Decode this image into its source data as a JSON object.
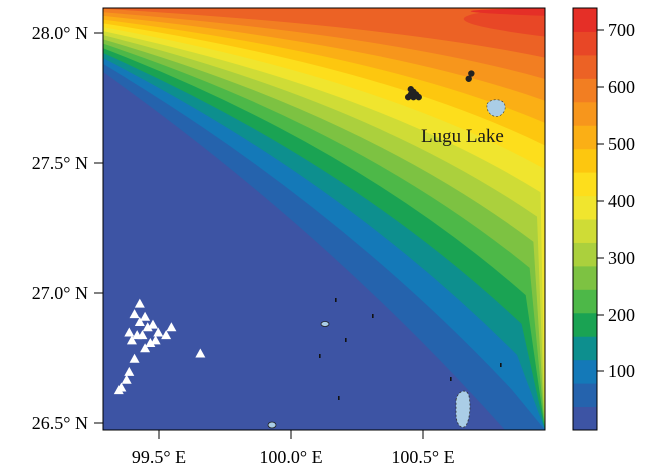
{
  "map": {
    "lat_ticks": [
      "28.0° N",
      "27.5° N",
      "27.0° N",
      "26.5° N"
    ],
    "lon_ticks": [
      "99.5° E",
      "100.0° E",
      "100.5° E"
    ],
    "lat_range": [
      26.47,
      28.08
    ],
    "lon_range": [
      99.27,
      100.95
    ],
    "annotation": "Lugu Lake",
    "colorbar": {
      "ticks": [
        "100",
        "200",
        "300",
        "400",
        "500",
        "600",
        "700"
      ],
      "range": [
        0,
        740
      ],
      "colors": [
        "#3d54a4",
        "#2563ad",
        "#1479b8",
        "#0d8f8e",
        "#1aa353",
        "#4db848",
        "#7dc242",
        "#abd03d",
        "#cfdc36",
        "#f0e52e",
        "#fdde1c",
        "#fdc70f",
        "#fbaf15",
        "#f7961c",
        "#f27e22",
        "#ec6225",
        "#e84726",
        "#e52f27"
      ]
    },
    "colors": {
      "triangle_markers": "#ffffff",
      "dot_markers": "#222222",
      "lake_fill": "#aacde6"
    },
    "markers": {
      "triangles": [
        [
          99.33,
          26.62
        ],
        [
          99.34,
          26.63
        ],
        [
          99.36,
          26.66
        ],
        [
          99.37,
          26.69
        ],
        [
          99.39,
          26.74
        ],
        [
          99.38,
          26.81
        ],
        [
          99.4,
          26.83
        ],
        [
          99.37,
          26.84
        ],
        [
          99.42,
          26.83
        ],
        [
          99.41,
          26.88
        ],
        [
          99.44,
          26.86
        ],
        [
          99.46,
          26.87
        ],
        [
          99.43,
          26.9
        ],
        [
          99.39,
          26.91
        ],
        [
          99.41,
          26.95
        ],
        [
          99.48,
          26.84
        ],
        [
          99.45,
          26.8
        ],
        [
          99.43,
          26.78
        ],
        [
          99.47,
          26.81
        ],
        [
          99.51,
          26.83
        ],
        [
          99.53,
          26.86
        ],
        [
          99.64,
          26.76
        ]
      ],
      "dots": [
        [
          100.43,
          27.74
        ],
        [
          100.44,
          27.75
        ],
        [
          100.45,
          27.76
        ],
        [
          100.45,
          27.74
        ],
        [
          100.46,
          27.75
        ],
        [
          100.47,
          27.74
        ],
        [
          100.44,
          27.77
        ],
        [
          100.66,
          27.81
        ],
        [
          100.67,
          27.83
        ]
      ]
    }
  }
}
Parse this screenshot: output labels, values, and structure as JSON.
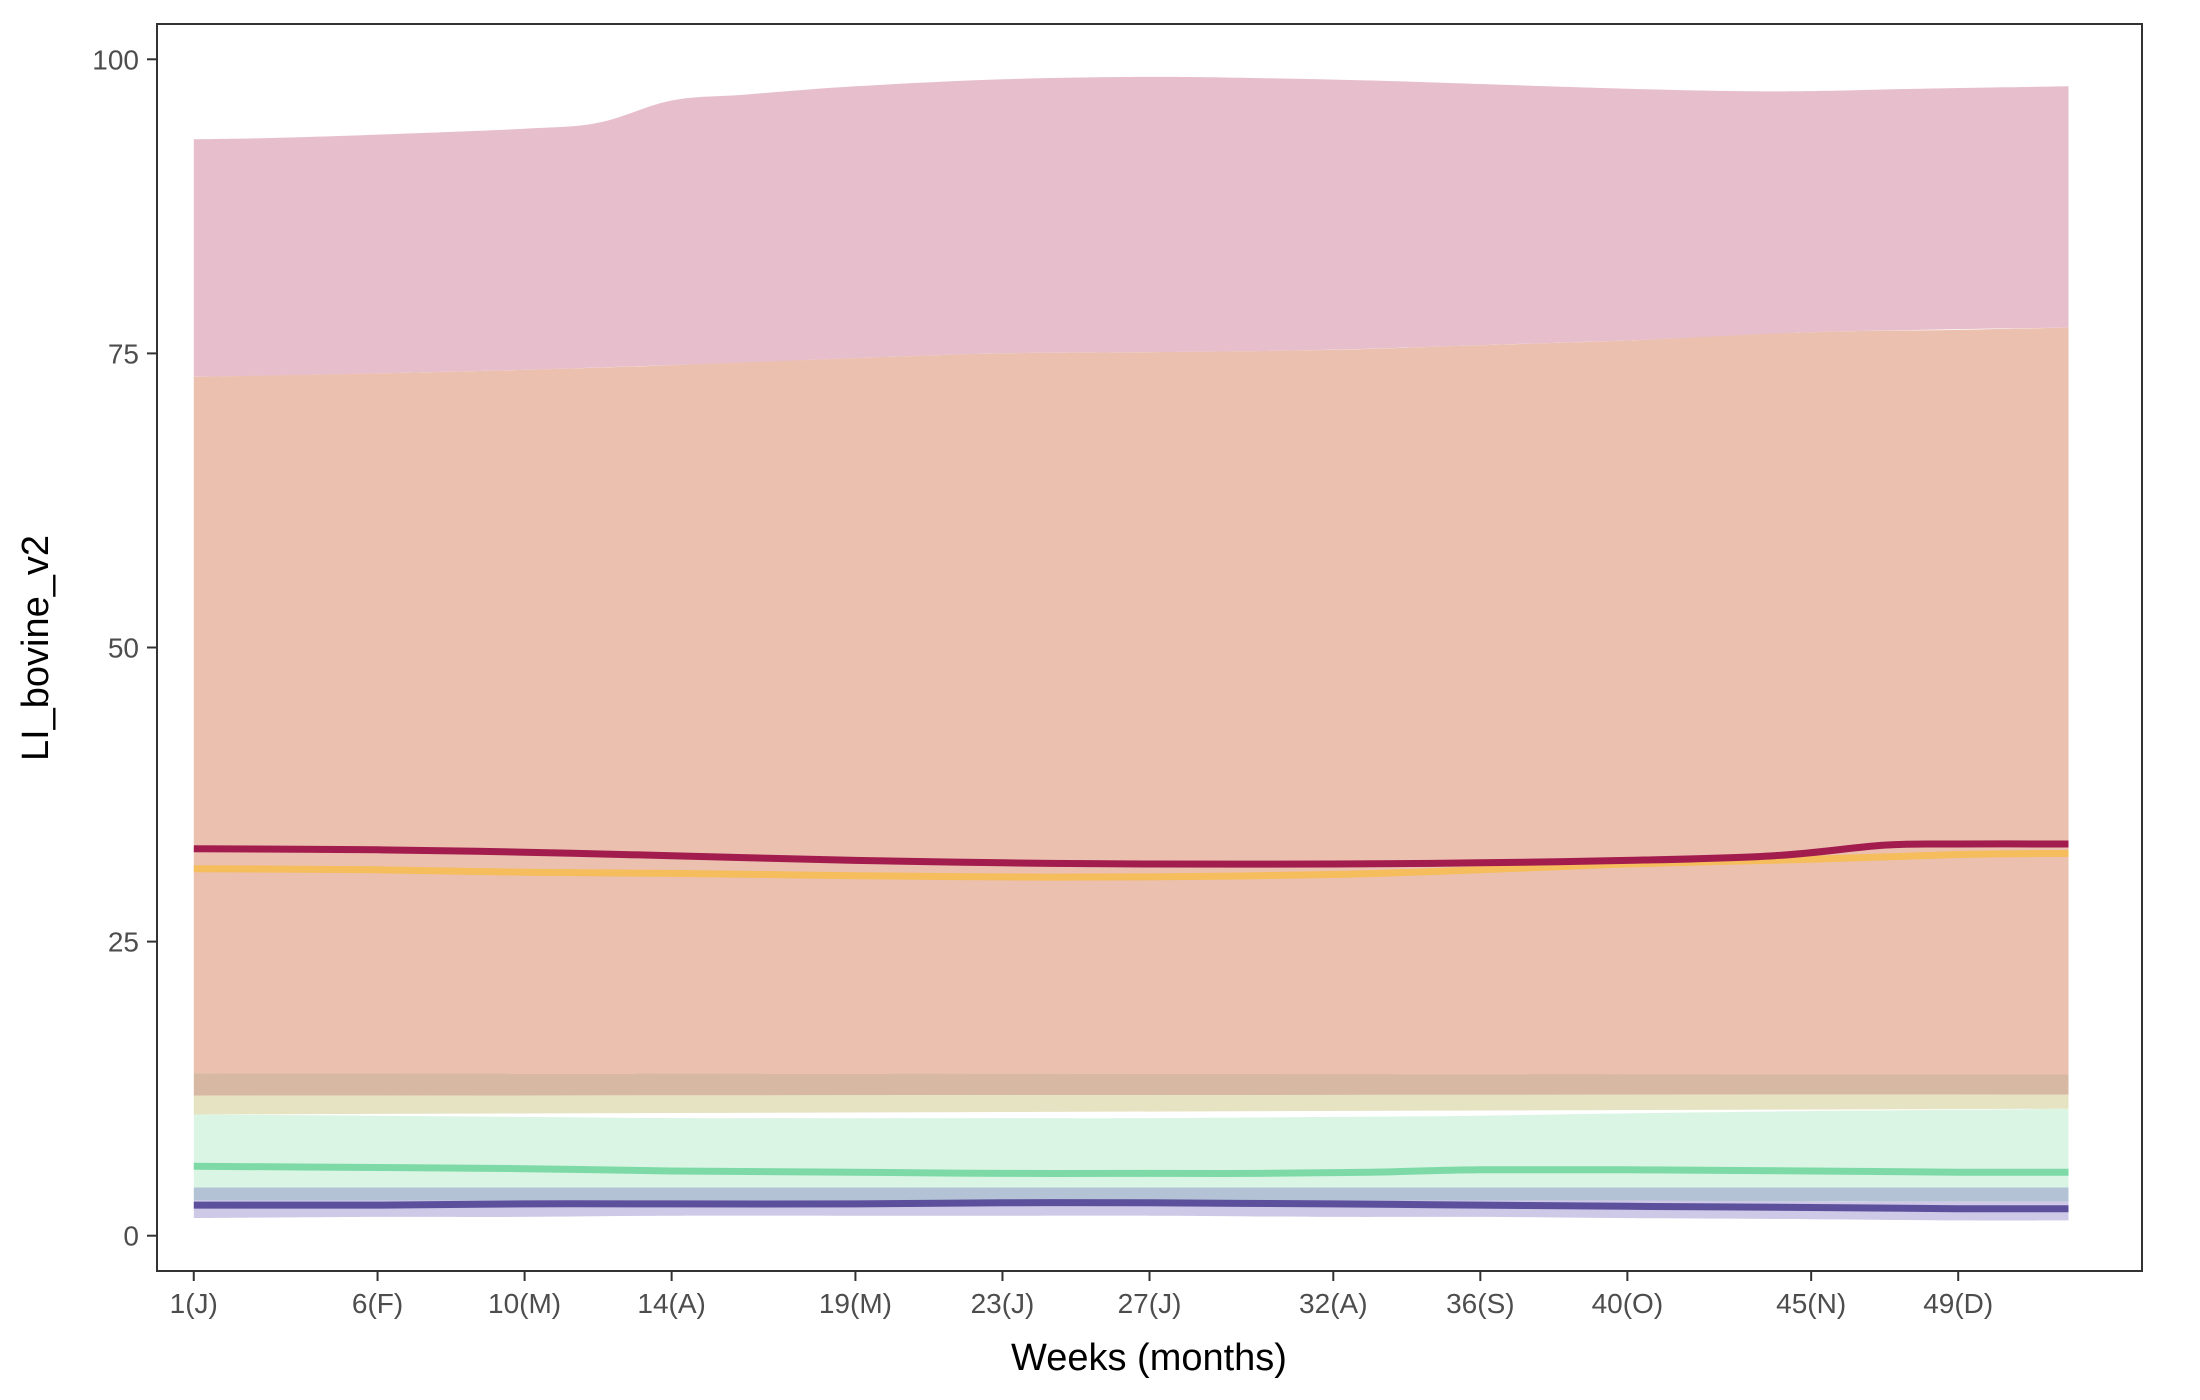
{
  "chart_data": {
    "type": "area",
    "title": "",
    "xlabel": "Weeks (months)",
    "ylabel": "LI_bovine_v2",
    "xlim": [
      0,
      54
    ],
    "ylim": [
      -3,
      103
    ],
    "grid": false,
    "legend": "none",
    "x_ticks": [
      {
        "x": 1,
        "label": "1(J)"
      },
      {
        "x": 6,
        "label": "6(F)"
      },
      {
        "x": 10,
        "label": "10(M)"
      },
      {
        "x": 14,
        "label": "14(A)"
      },
      {
        "x": 19,
        "label": "19(M)"
      },
      {
        "x": 23,
        "label": "23(J)"
      },
      {
        "x": 27,
        "label": "27(J)"
      },
      {
        "x": 32,
        "label": "32(A)"
      },
      {
        "x": 36,
        "label": "36(S)"
      },
      {
        "x": 40,
        "label": "40(O)"
      },
      {
        "x": 45,
        "label": "45(N)"
      },
      {
        "x": 49,
        "label": "49(D)"
      }
    ],
    "y_ticks": [
      {
        "y": 0,
        "label": "0"
      },
      {
        "y": 25,
        "label": "25"
      },
      {
        "y": 50,
        "label": "50"
      },
      {
        "y": 75,
        "label": "75"
      },
      {
        "y": 100,
        "label": "100"
      }
    ],
    "bands": [
      {
        "color": "#e7bfcc",
        "x": [
          1,
          3,
          6,
          10,
          12,
          14,
          16,
          19,
          23,
          27,
          30,
          33,
          36,
          40,
          43,
          45,
          48,
          52
        ],
        "upper": [
          93.2,
          93.3,
          93.6,
          94.1,
          94.6,
          96.5,
          97.0,
          97.7,
          98.3,
          98.5,
          98.4,
          98.2,
          97.9,
          97.5,
          97.3,
          97.3,
          97.5,
          97.7
        ],
        "lower": [
          73.0,
          73.1,
          73.3,
          73.6,
          73.8,
          74.0,
          74.2,
          74.6,
          75.0,
          75.1,
          75.2,
          75.4,
          75.7,
          76.1,
          76.5,
          76.8,
          77.0,
          77.2
        ]
      },
      {
        "color": "#ebc0af",
        "x": [
          1,
          6,
          10,
          14,
          19,
          23,
          27,
          32,
          36,
          40,
          45,
          49,
          52
        ],
        "upper": [
          73.0,
          73.3,
          73.6,
          74.0,
          74.6,
          75.0,
          75.1,
          75.3,
          75.7,
          76.1,
          76.8,
          77.0,
          77.2
        ],
        "lower": [
          13.8,
          13.7,
          13.6,
          13.5,
          13.5,
          13.4,
          13.4,
          13.4,
          13.5,
          13.5,
          13.6,
          13.6,
          13.7
        ]
      },
      {
        "color": "#d7b9a3",
        "x": [
          1,
          52
        ],
        "upper": [
          13.8,
          13.7
        ],
        "lower": [
          11.9,
          12.0
        ]
      },
      {
        "color": "#e5e3c1",
        "x": [
          1,
          52
        ],
        "upper": [
          11.9,
          12.0
        ],
        "lower": [
          10.3,
          10.8
        ]
      },
      {
        "color": "#dbf5e5",
        "x": [
          1,
          6,
          10,
          14,
          19,
          23,
          27,
          32,
          36,
          40,
          45,
          49,
          52
        ],
        "upper": [
          10.3,
          10.2,
          10.1,
          10.0,
          10.0,
          10.0,
          10.0,
          10.1,
          10.2,
          10.4,
          10.6,
          10.7,
          10.8
        ],
        "lower": [
          4.1,
          4.1,
          4.1,
          4.1,
          4.1,
          4.1,
          4.1,
          4.1,
          4.1,
          4.1,
          4.1,
          4.1,
          4.1
        ]
      },
      {
        "color": "#b3c3d5",
        "x": [
          1,
          52
        ],
        "upper": [
          4.1,
          4.1
        ],
        "lower": [
          3.0,
          2.9
        ]
      },
      {
        "color": "#cdc9e6",
        "x": [
          1,
          6,
          10,
          14,
          19,
          23,
          27,
          32,
          36,
          40,
          45,
          49,
          52
        ],
        "upper": [
          3.0,
          3.0,
          3.0,
          3.0,
          3.0,
          3.0,
          3.0,
          3.0,
          3.0,
          3.0,
          2.9,
          2.9,
          2.9
        ],
        "lower": [
          1.5,
          1.6,
          1.6,
          1.7,
          1.7,
          1.7,
          1.7,
          1.6,
          1.6,
          1.5,
          1.4,
          1.3,
          1.3
        ]
      }
    ],
    "series": [
      {
        "color": "#f5bd5c",
        "x": [
          1,
          6,
          10,
          14,
          19,
          23,
          27,
          32,
          36,
          40,
          45,
          49,
          52
        ],
        "values": [
          31.2,
          31.1,
          30.9,
          30.8,
          30.6,
          30.5,
          30.5,
          30.7,
          31.1,
          31.6,
          32.0,
          32.4,
          32.5
        ]
      },
      {
        "color": "#a31c4e",
        "x": [
          1,
          6,
          10,
          14,
          19,
          23,
          27,
          32,
          36,
          40,
          44,
          47,
          49,
          52
        ],
        "values": [
          32.9,
          32.8,
          32.6,
          32.3,
          31.9,
          31.7,
          31.6,
          31.6,
          31.7,
          31.9,
          32.3,
          33.2,
          33.3,
          33.3
        ]
      },
      {
        "color": "#7ddaa6",
        "x": [
          1,
          6,
          10,
          14,
          19,
          23,
          27,
          30,
          33,
          36,
          40,
          45,
          49,
          52
        ],
        "values": [
          5.9,
          5.8,
          5.7,
          5.5,
          5.4,
          5.3,
          5.3,
          5.3,
          5.4,
          5.6,
          5.6,
          5.5,
          5.4,
          5.4
        ]
      },
      {
        "color": "#5c4f9c",
        "x": [
          1,
          6,
          10,
          14,
          19,
          23,
          27,
          32,
          36,
          40,
          45,
          49,
          52
        ],
        "values": [
          2.6,
          2.6,
          2.7,
          2.7,
          2.7,
          2.8,
          2.8,
          2.7,
          2.6,
          2.5,
          2.4,
          2.3,
          2.3
        ]
      }
    ]
  }
}
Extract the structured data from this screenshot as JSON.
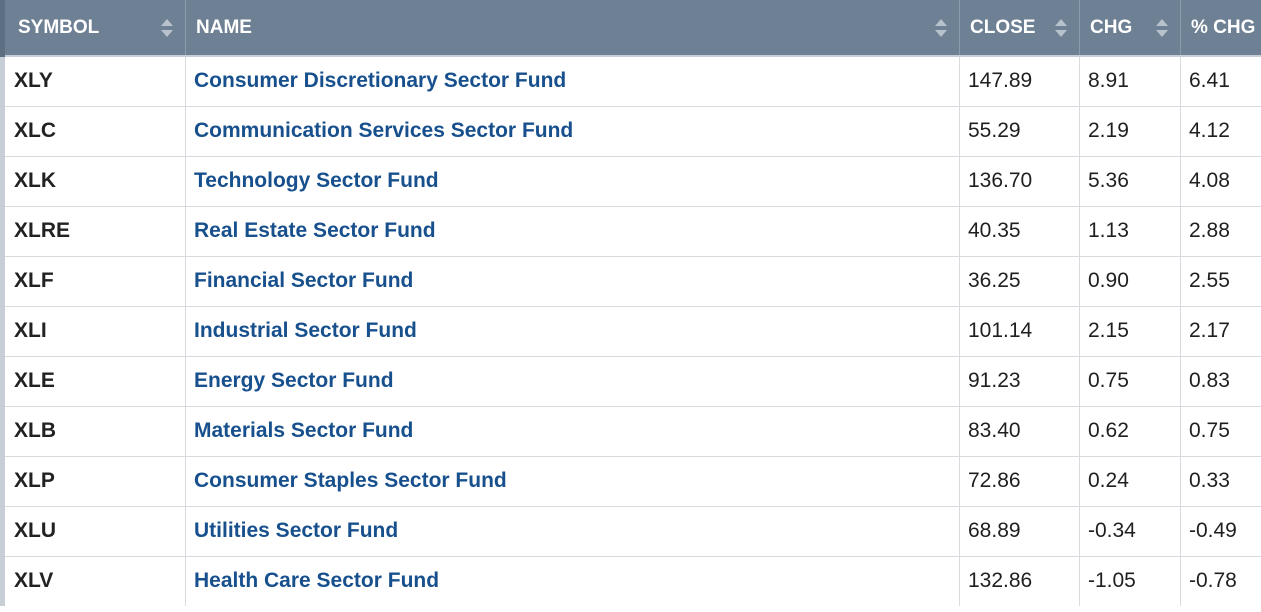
{
  "table": {
    "headers": {
      "symbol": "SYMBOL",
      "name": "NAME",
      "close": "CLOSE",
      "chg": "CHG",
      "pct_chg": "% CHG"
    },
    "rows": [
      {
        "symbol": "XLY",
        "name": "Consumer Discretionary Sector Fund",
        "close": "147.89",
        "chg": "8.91",
        "pct_chg": "6.41"
      },
      {
        "symbol": "XLC",
        "name": "Communication Services Sector Fund",
        "close": "55.29",
        "chg": "2.19",
        "pct_chg": "4.12"
      },
      {
        "symbol": "XLK",
        "name": "Technology Sector Fund",
        "close": "136.70",
        "chg": "5.36",
        "pct_chg": "4.08"
      },
      {
        "symbol": "XLRE",
        "name": "Real Estate Sector Fund",
        "close": "40.35",
        "chg": "1.13",
        "pct_chg": "2.88"
      },
      {
        "symbol": "XLF",
        "name": "Financial Sector Fund",
        "close": "36.25",
        "chg": "0.90",
        "pct_chg": "2.55"
      },
      {
        "symbol": "XLI",
        "name": "Industrial Sector Fund",
        "close": "101.14",
        "chg": "2.15",
        "pct_chg": "2.17"
      },
      {
        "symbol": "XLE",
        "name": "Energy Sector Fund",
        "close": "91.23",
        "chg": "0.75",
        "pct_chg": "0.83"
      },
      {
        "symbol": "XLB",
        "name": "Materials Sector Fund",
        "close": "83.40",
        "chg": "0.62",
        "pct_chg": "0.75"
      },
      {
        "symbol": "XLP",
        "name": "Consumer Staples Sector Fund",
        "close": "72.86",
        "chg": "0.24",
        "pct_chg": "0.33"
      },
      {
        "symbol": "XLU",
        "name": "Utilities Sector Fund",
        "close": "68.89",
        "chg": "-0.34",
        "pct_chg": "-0.49"
      },
      {
        "symbol": "XLV",
        "name": "Health Care Sector Fund",
        "close": "132.86",
        "chg": "-1.05",
        "pct_chg": "-0.78"
      }
    ]
  },
  "colors": {
    "header_bg": "#6e8093",
    "link": "#17508d"
  },
  "icons": {
    "sort": "sort-arrows-icon"
  }
}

**THE REQUEST**. Which lines contain "Sector"? Copy each of them.

**ANSWER BELOW**.
        "name": "Consumer Discretionary Sector Fund",
        "name": "Communication Services Sector Fund",
        "name": "Technology Sector Fund",
        "name": "Real Estate Sector Fund",
        "name": "Financial Sector Fund",
        "name": "Industrial Sector Fund",
        "name": "Energy Sector Fund",
        "name": "Materials Sector Fund",
        "name": "Consumer Staples Sector Fund",
        "name": "Utilities Sector Fund",
        "name": "Health Care Sector Fund",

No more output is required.